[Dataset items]
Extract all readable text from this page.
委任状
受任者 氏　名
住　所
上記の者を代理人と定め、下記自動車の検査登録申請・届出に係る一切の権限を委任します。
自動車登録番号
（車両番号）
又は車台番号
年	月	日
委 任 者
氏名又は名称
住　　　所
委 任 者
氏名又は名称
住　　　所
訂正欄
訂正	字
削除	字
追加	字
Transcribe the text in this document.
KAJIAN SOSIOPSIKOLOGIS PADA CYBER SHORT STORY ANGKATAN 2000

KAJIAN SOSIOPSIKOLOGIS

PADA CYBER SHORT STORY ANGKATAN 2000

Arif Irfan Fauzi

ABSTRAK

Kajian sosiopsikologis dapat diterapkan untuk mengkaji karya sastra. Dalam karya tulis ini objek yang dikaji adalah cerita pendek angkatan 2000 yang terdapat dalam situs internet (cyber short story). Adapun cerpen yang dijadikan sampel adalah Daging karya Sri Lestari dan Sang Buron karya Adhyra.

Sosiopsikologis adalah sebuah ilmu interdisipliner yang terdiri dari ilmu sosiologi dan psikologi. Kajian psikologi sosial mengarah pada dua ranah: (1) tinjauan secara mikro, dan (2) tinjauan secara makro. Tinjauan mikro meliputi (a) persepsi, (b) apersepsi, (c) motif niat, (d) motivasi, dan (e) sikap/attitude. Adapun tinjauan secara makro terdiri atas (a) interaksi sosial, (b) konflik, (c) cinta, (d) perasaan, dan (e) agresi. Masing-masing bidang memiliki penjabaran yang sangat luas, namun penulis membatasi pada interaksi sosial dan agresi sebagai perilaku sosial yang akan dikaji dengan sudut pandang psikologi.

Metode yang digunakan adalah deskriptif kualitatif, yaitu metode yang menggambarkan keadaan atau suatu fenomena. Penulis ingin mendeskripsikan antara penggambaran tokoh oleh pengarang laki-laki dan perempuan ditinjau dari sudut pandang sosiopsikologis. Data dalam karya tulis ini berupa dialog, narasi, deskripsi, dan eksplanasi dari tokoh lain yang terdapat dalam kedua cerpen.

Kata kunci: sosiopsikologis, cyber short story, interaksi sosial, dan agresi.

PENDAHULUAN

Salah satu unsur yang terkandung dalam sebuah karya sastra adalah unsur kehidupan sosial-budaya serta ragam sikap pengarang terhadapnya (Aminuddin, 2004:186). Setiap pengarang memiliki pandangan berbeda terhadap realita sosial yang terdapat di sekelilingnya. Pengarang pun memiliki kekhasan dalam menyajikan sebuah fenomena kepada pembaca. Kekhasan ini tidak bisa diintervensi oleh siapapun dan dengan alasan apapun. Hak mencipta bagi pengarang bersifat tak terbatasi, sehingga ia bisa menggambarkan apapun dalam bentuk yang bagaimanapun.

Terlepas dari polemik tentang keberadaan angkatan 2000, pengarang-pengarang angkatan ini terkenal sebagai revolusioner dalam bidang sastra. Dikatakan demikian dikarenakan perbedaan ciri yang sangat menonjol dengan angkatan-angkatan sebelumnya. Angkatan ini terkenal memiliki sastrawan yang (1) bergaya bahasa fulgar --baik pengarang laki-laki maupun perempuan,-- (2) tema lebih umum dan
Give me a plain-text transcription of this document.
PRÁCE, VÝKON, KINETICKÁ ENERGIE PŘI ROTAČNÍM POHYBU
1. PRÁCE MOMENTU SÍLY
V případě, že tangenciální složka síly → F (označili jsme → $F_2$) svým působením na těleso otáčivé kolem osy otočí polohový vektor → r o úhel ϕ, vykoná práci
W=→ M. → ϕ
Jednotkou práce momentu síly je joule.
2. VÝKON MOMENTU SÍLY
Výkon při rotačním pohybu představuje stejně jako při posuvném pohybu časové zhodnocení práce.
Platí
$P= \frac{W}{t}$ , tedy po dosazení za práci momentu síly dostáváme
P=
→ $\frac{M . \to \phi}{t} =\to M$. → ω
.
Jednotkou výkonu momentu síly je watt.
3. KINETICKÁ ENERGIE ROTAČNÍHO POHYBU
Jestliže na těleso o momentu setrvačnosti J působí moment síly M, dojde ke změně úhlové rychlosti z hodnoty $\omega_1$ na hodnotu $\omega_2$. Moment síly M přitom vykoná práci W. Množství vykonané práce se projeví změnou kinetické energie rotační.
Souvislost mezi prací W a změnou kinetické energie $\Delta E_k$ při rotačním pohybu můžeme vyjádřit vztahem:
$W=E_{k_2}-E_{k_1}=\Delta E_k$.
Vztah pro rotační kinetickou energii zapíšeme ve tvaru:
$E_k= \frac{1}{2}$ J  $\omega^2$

» **PROBLEM DESCRIPTION**
Write down the full listing again, exactly.

» **COMPLETE OUTPUT**
Extract all readable text from this page.
委任状
受任者 氏　名
住　所
上記の者を代理人と定め、下記自動車の検査登録申請・届出に係る一切の権限を委任します。
自動車登録番号
（車両番号）
又は車台番号
年	月	日
委 任 者
氏名又は名称
住　　　所
委 任 者
氏名又は名称
住　　　所
訂正欄
訂正	字
削除	字
追加	字
Transcribe the text in this document.
KAJIAN SOSIOPSIKOLOGIS PADA CYBER SHORT STORY ANGKATAN 2000

KAJIAN SOSIOPSIKOLOGIS

PADA CYBER SHORT STORY ANGKATAN 2000

Arif Irfan Fauzi

ABSTRAK

Kajian sosiopsikologis dapat diterapkan untuk mengkaji karya sastra. Dalam karya tulis ini objek yang dikaji adalah cerita pendek angkatan 2000 yang terdapat dalam situs internet (cyber short story). Adapun cerpen yang dijadikan sampel adalah Daging karya Sri Lestari dan Sang Buron karya Adhyra.

Sosiopsikologis adalah sebuah ilmu interdisipliner yang terdiri dari ilmu sosiologi dan psikologi. Kajian psikologi sosial mengarah pada dua ranah: (1) tinjauan secara mikro, dan (2) tinjauan secara makro. Tinjauan mikro meliputi (a) persepsi, (b) apersepsi, (c) motif niat, (d) motivasi, dan (e) sikap/attitude. Adapun tinjauan secara makro terdiri atas (a) interaksi sosial, (b) konflik, (c) cinta, (d) perasaan, dan (e) agresi. Masing-masing bidang memiliki penjabaran yang sangat luas, namun penulis membatasi pada interaksi sosial dan agresi sebagai perilaku sosial yang akan dikaji dengan sudut pandang psikologi.

Metode yang digunakan adalah deskriptif kualitatif, yaitu metode yang menggambarkan keadaan atau suatu fenomena. Penulis ingin mendeskripsikan antara penggambaran tokoh oleh pengarang laki-laki dan perempuan ditinjau dari sudut pandang sosiopsikologis. Data dalam karya tulis ini berupa dialog, narasi, deskripsi, dan eksplanasi dari tokoh lain yang terdapat dalam kedua cerpen.

Kata kunci: sosiopsikologis, cyber short story, interaksi sosial, dan agresi.

PENDAHULUAN

Salah satu unsur yang terkandung dalam sebuah karya sastra adalah unsur kehidupan sosial-budaya serta ragam sikap pengarang terhadapnya (Aminuddin, 2004:186). Setiap pengarang memiliki pandangan berbeda terhadap realita sosial yang terdapat di sekelilingnya. Pengarang pun memiliki kekhasan dalam menyajikan sebuah fenomena kepada pembaca. Kekhasan ini tidak bisa diintervensi oleh siapapun dan dengan alasan apapun. Hak mencipta bagi pengarang bersifat tak terbatasi, sehingga ia bisa menggambarkan apapun dalam bentuk yang bagaimanapun.

Terlepas dari polemik tentang keberadaan angkatan 2000, pengarang-pengarang angkatan ini terkenal sebagai revolusioner dalam bidang sastra. Dikatakan demikian dikarenakan perbedaan ciri yang sangat menonjol dengan angkatan-angkatan sebelumnya. Angkatan ini terkenal memiliki sastrawan yang (1) bergaya bahasa fulgar --baik pengarang laki-laki maupun perempuan,-- (2) tema lebih umum dan
Give me a plain-text transcription of this document.
PRÁCE, VÝKON, KINETICKÁ ENERGIE PŘI ROTAČNÍM POHYBU
1. PRÁCE MOMENTU SÍLY
V případě, že tangenciální složka síly → F (označili jsme → $F_2$) svým působením na těleso otáčivé kolem osy otočí polohový vektor → r o úhel ϕ, vykoná práci
W=→ M. → ϕ
Jednotkou práce momentu síly je joule.
2. VÝKON MOMENTU SÍLY
Výkon při rotačním pohybu představuje stejně jako při posuvném pohybu časové zhodnocení práce.
Platí
$P= \frac{W}{t}$ , tedy po dosazení za práci momentu síly dostáváme
P=
→ $\frac{M . \to \phi}{t} =\to M$. → ω
.
Jednotkou výkonu momentu síly je watt.
3. KINETICKÁ ENERGIE ROTAČNÍHO POHYBU
Jestliže na těleso o momentu setrvačnosti J působí moment síly M, dojde ke změně úhlové rychlosti z hodnoty $\omega_1$ na hodnotu $\omega_2$. Moment síly M přitom vykoná práci W. Množství vykonané práce se projeví změnou kinetické energie rotační.
Souvislost mezi prací W a změnou kinetické energie $\Delta E_k$ při rotačním pohybu můžeme vyjádřit vztahem:
$W=E_{k_2}-E_{k_1}=\Delta E_k$.
Vztah pro rotační kinetickou energii zapíšeme ve tvaru:
$E_k= \frac{1}{2}$ J  $\omega^2$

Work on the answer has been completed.